◆ The exercise: Quote the whole listing verbatim.

Dataset items
________________________

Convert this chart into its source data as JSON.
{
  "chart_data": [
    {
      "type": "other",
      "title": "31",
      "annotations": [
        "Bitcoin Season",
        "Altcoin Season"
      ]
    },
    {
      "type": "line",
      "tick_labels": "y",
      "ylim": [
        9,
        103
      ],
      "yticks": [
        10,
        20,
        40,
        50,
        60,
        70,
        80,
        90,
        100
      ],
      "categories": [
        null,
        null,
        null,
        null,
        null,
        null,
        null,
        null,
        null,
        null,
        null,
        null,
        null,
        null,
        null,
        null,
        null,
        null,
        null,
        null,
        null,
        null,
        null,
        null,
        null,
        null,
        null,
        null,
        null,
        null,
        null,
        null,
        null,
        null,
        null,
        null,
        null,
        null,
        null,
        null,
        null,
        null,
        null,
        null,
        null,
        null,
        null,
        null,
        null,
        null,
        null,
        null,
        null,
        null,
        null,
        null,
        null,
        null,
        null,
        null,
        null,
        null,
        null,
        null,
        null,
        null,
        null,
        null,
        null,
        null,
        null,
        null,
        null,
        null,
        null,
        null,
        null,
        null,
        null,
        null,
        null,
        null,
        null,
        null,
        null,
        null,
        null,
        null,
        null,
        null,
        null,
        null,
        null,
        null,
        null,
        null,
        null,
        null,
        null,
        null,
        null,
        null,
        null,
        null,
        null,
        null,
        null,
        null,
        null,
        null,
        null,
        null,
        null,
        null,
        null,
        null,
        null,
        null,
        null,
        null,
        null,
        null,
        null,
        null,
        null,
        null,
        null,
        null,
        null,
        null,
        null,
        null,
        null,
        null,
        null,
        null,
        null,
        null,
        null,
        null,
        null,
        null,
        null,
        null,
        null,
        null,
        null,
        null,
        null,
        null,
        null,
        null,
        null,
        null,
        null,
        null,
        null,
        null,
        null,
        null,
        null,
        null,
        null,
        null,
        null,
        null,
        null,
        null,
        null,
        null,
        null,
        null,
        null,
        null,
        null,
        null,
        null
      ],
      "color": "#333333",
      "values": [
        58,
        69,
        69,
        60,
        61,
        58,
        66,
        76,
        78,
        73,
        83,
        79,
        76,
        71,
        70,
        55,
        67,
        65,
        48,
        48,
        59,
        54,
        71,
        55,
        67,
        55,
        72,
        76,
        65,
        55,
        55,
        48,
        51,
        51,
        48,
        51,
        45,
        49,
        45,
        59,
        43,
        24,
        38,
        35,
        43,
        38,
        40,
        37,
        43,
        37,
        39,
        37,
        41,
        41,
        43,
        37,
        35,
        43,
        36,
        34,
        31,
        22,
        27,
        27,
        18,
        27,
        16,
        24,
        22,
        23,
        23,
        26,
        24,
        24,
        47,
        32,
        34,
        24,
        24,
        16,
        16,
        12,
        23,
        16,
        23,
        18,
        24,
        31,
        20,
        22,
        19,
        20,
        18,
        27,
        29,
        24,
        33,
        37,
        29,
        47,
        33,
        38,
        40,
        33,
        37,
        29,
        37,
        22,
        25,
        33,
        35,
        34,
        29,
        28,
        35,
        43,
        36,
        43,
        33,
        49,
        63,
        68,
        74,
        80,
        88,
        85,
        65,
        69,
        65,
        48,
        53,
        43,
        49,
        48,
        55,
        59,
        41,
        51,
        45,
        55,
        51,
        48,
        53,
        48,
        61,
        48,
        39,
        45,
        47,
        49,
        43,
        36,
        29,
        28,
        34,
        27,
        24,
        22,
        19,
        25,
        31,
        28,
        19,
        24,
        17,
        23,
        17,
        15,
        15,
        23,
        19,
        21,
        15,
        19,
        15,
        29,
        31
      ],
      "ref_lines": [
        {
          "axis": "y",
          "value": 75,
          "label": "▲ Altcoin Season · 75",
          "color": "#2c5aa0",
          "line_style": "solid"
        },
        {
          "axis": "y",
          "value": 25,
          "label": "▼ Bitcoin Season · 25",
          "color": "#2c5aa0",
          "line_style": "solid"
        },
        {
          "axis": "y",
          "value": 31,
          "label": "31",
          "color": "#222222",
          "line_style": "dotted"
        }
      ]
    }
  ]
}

________________________

◆ Solution for this task:
Convert this chart into its source data as JSON.
{
  "chart_data": [
    {
      "type": "other",
      "title": "31",
      "annotations": [
        "Bitcoin Season",
        "Altcoin Season"
      ]
    },
    {
      "type": "line",
      "tick_labels": "y",
      "ylim": [
        9,
        103
      ],
      "yticks": [
        10,
        20,
        40,
        50,
        60,
        70,
        80,
        90,
        100
      ],
      "categories": [
        null,
        null,
        null,
        null,
        null,
        null,
        null,
        null,
        null,
        null,
        null,
        null,
        null,
        null,
        null,
        null,
        null,
        null,
        null,
        null,
        null,
        null,
        null,
        null,
        null,
        null,
        null,
        null,
        null,
        null,
        null,
        null,
        null,
        null,
        null,
        null,
        null,
        null,
        null,
        null,
        null,
        null,
        null,
        null,
        null,
        null,
        null,
        null,
        null,
        null,
        null,
        null,
        null,
        null,
        null,
        null,
        null,
        null,
        null,
        null,
        null,
        null,
        null,
        null,
        null,
        null,
        null,
        null,
        null,
        null,
        null,
        null,
        null,
        null,
        null,
        null,
        null,
        null,
        null,
        null,
        null,
        null,
        null,
        null,
        null,
        null,
        null,
        null,
        null,
        null,
        null,
        null,
        null,
        null,
        null,
        null,
        null,
        null,
        null,
        null,
        null,
        null,
        null,
        null,
        null,
        null,
        null,
        null,
        null,
        null,
        null,
        null,
        null,
        null,
        null,
        null,
        null,
        null,
        null,
        null,
        null,
        null,
        null,
        null,
        null,
        null,
        null,
        null,
        null,
        null,
        null,
        null,
        null,
        null,
        null,
        null,
        null,
        null,
        null,
        null,
        null,
        null,
        null,
        null,
        null,
        null,
        null,
        null,
        null,
        null,
        null,
        null,
        null,
        null,
        null,
        null,
        null,
        null,
        null,
        null,
        null,
        null,
        null,
        null,
        null,
        null,
        null,
        null,
        null,
        null,
        null,
        null,
        null,
        null,
        null,
        null,
        null
      ],
      "color": "#333333",
      "values": [
        58,
        69,
        69,
        60,
        61,
        58,
        66,
        76,
        78,
        73,
        83,
        79,
        76,
        71,
        70,
        55,
        67,
        65,
        48,
        48,
        59,
        54,
        71,
        55,
        67,
        55,
        72,
        76,
        65,
        55,
        55,
        48,
        51,
        51,
        48,
        51,
        45,
        49,
        45,
        59,
        43,
        24,
        38,
        35,
        43,
        38,
        40,
        37,
        43,
        37,
        39,
        37,
        41,
        41,
        43,
        37,
        35,
        43,
        36,
        34,
        31,
        22,
        27,
        27,
        18,
        27,
        16,
        24,
        22,
        23,
        23,
        26,
        24,
        24,
        47,
        32,
        34,
        24,
        24,
        16,
        16,
        12,
        23,
        16,
        23,
        18,
        24,
        31,
        20,
        22,
        19,
        20,
        18,
        27,
        29,
        24,
        33,
        37,
        29,
        47,
        33,
        38,
        40,
        33,
        37,
        29,
        37,
        22,
        25,
        33,
        35,
        34,
        29,
        28,
        35,
        43,
        36,
        43,
        33,
        49,
        63,
        68,
        74,
        80,
        88,
        85,
        65,
        69,
        65,
        48,
        53,
        43,
        49,
        48,
        55,
        59,
        41,
        51,
        45,
        55,
        51,
        48,
        53,
        48,
        61,
        48,
        39,
        45,
        47,
        49,
        43,
        36,
        29,
        28,
        34,
        27,
        24,
        22,
        19,
        25,
        31,
        28,
        19,
        24,
        17,
        23,
        17,
        15,
        15,
        23,
        19,
        21,
        15,
        19,
        15,
        29,
        31
      ],
      "ref_lines": [
        {
          "axis": "y",
          "value": 75,
          "label": "▲ Altcoin Season · 75",
          "color": "#2c5aa0",
          "line_style": "solid"
        },
        {
          "axis": "y",
          "value": 25,
          "label": "▼ Bitcoin Season · 25",
          "color": "#2c5aa0",
          "line_style": "solid"
        },
        {
          "axis": "y",
          "value": 31,
          "label": "31",
          "color": "#222222",
          "line_style": "dotted"
        }
      ]
    }
  ]
}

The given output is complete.